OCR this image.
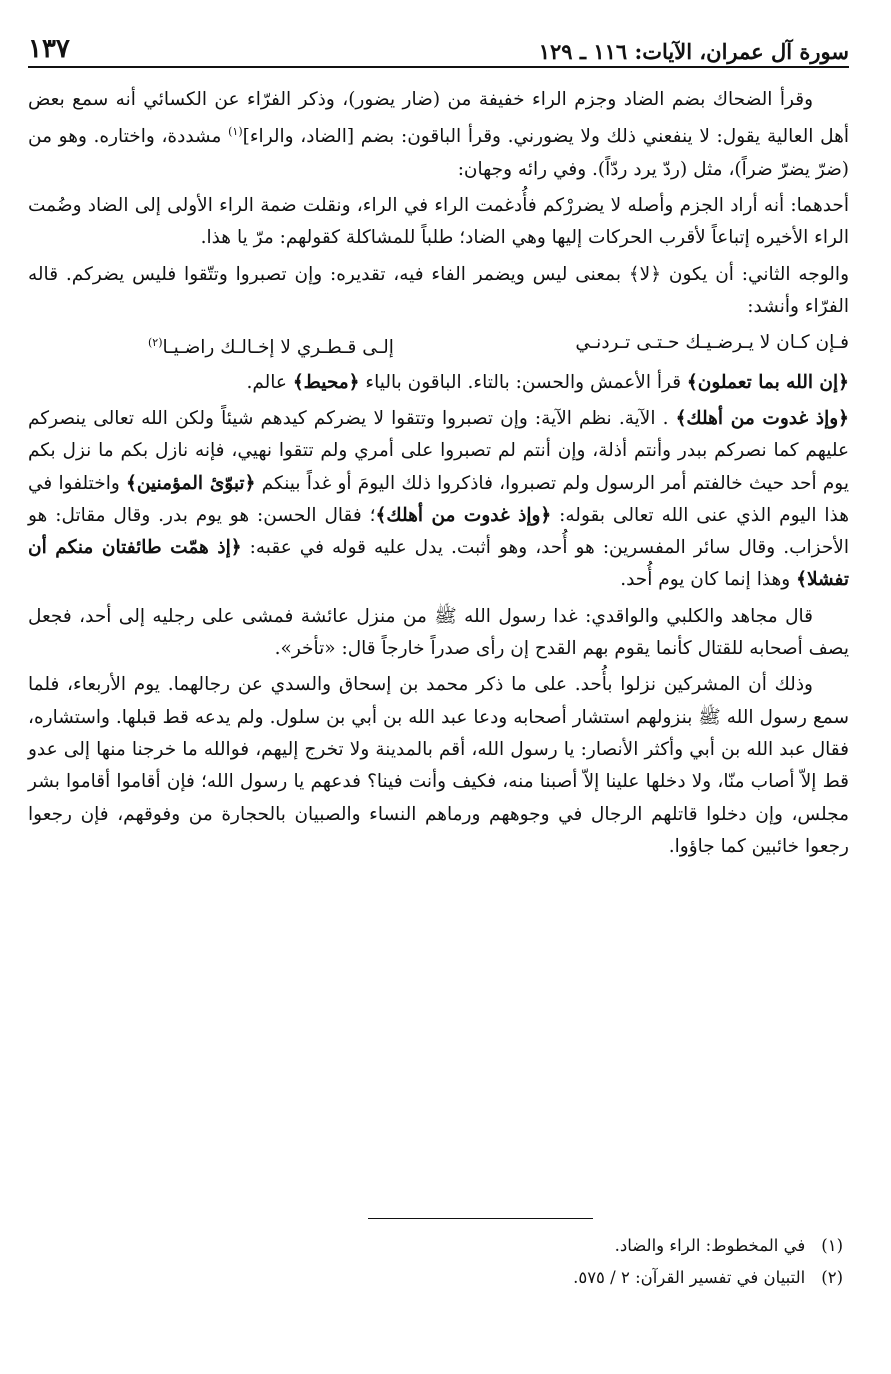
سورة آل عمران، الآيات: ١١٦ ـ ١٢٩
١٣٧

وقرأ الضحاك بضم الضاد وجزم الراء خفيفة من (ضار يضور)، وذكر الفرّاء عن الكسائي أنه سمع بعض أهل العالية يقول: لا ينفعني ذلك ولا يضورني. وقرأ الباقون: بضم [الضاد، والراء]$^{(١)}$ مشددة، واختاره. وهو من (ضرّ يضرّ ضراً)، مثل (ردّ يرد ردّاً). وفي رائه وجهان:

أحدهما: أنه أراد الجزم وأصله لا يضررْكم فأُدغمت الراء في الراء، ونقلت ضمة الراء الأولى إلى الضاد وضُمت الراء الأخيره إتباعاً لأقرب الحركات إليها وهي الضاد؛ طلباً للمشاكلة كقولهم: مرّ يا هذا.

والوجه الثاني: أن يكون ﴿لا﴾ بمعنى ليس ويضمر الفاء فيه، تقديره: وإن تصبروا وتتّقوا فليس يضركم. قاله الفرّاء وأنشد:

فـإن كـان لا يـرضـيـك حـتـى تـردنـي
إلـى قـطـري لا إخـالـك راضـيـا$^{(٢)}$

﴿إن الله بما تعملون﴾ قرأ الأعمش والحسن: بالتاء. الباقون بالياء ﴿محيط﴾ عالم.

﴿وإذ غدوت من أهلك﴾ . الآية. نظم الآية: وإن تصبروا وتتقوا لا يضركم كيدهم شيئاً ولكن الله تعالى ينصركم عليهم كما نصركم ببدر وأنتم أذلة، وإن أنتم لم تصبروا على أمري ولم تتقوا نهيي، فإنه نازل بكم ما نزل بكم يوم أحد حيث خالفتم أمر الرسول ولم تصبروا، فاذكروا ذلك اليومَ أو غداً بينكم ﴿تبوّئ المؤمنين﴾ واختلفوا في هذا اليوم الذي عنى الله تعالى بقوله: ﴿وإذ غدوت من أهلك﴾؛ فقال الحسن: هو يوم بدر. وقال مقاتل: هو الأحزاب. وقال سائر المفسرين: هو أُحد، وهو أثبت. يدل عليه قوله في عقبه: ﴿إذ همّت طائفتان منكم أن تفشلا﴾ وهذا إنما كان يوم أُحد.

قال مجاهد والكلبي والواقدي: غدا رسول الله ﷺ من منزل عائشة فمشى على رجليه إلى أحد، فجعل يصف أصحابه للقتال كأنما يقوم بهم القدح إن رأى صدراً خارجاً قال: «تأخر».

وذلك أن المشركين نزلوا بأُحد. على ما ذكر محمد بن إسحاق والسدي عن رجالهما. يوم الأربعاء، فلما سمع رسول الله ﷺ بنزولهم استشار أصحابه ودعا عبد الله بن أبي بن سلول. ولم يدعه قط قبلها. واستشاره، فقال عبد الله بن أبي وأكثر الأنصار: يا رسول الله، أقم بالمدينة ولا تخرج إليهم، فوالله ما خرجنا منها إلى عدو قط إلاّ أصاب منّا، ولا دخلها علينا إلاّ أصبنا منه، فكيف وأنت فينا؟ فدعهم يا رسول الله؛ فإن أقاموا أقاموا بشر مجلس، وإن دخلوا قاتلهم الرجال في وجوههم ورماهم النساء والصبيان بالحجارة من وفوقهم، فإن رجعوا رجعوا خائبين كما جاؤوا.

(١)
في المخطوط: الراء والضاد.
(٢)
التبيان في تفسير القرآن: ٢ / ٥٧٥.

--------

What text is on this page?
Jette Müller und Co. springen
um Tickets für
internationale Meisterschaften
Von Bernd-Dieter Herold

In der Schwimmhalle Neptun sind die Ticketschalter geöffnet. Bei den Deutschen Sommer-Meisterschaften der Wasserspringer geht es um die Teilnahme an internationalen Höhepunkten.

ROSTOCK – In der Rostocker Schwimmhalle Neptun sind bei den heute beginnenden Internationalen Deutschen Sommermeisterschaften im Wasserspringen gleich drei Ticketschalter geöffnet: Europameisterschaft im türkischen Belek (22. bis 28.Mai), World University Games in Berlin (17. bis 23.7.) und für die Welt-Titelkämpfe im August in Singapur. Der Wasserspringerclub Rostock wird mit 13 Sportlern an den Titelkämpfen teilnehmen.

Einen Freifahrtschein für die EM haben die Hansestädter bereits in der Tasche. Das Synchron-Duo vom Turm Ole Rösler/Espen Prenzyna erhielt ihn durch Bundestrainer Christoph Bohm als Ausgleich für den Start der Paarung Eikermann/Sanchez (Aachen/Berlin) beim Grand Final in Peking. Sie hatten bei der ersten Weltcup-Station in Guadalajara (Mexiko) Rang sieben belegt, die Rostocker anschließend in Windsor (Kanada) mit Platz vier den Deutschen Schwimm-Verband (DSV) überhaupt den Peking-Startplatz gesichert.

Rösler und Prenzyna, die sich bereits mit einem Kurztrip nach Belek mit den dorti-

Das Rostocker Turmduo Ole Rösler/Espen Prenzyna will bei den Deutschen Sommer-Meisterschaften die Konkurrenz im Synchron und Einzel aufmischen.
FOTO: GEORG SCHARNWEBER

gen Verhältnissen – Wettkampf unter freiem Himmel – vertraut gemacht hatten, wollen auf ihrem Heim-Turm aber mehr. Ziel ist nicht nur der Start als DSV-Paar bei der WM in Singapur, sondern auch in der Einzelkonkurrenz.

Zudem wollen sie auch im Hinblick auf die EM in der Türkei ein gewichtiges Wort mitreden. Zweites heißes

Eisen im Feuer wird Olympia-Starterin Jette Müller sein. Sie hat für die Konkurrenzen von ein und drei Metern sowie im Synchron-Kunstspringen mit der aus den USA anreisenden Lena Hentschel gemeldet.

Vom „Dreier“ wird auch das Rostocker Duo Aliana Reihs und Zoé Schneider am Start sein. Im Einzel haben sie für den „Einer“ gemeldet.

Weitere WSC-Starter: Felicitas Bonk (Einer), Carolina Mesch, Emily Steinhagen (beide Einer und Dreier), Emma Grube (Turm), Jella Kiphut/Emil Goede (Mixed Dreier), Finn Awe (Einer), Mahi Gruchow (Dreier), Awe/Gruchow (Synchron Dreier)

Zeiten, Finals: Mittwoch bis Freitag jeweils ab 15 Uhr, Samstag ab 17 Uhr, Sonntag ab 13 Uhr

--------

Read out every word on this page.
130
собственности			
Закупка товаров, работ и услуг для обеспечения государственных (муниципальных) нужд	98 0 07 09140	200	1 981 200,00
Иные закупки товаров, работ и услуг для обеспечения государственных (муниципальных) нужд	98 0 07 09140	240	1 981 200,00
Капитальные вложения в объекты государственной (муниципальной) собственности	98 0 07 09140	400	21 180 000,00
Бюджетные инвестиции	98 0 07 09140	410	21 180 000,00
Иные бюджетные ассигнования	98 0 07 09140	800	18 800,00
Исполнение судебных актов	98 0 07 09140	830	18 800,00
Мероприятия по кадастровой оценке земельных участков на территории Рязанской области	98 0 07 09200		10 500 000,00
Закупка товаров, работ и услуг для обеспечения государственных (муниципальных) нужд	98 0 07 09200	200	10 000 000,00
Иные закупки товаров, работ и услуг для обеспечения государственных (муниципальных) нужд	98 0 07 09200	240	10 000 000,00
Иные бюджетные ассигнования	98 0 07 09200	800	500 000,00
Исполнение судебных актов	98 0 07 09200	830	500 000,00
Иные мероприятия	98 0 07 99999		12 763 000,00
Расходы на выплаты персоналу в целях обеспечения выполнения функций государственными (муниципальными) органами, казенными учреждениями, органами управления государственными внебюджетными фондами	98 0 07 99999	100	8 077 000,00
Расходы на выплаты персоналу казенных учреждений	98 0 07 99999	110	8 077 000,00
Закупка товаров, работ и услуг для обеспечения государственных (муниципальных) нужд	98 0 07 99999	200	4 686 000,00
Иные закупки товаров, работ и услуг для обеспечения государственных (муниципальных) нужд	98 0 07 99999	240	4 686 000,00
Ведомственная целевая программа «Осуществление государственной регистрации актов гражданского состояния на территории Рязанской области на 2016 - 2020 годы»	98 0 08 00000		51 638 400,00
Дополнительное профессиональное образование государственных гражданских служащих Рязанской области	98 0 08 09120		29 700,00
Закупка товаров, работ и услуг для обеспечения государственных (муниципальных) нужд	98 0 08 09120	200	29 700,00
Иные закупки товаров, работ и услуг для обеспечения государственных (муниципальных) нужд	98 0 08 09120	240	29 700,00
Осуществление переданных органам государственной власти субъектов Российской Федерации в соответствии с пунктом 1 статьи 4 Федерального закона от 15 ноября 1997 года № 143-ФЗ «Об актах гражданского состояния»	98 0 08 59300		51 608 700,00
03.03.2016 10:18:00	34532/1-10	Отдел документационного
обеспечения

--------

**What you are asked to do:**
Copy out every line of the data that includes the word "Иные".

**Expected output:**
Иные закупки товаров, работ и услуг для обеспечения государственных (муниципальных) нужд	98 0 07 09140	240	1 981 200,00
Иные бюджетные ассигнования	98 0 07 09140	800	18 800,00
Иные закупки товаров, работ и услуг для обеспечения государственных (муниципальных) нужд	98 0 07 09200	240	10 000 000,00
Иные бюджетные ассигнования	98 0 07 09200	800	500 000,00
Иные мероприятия	98 0 07 99999		12 763 000,00
Иные закупки товаров, работ и услуг для обеспечения государственных (муниципальных) нужд	98 0 07 99999	240	4 686 000,00
Иные закупки товаров, работ и услуг для обеспечения государственных (муниципальных) нужд	98 0 08 09120	240	29 700,00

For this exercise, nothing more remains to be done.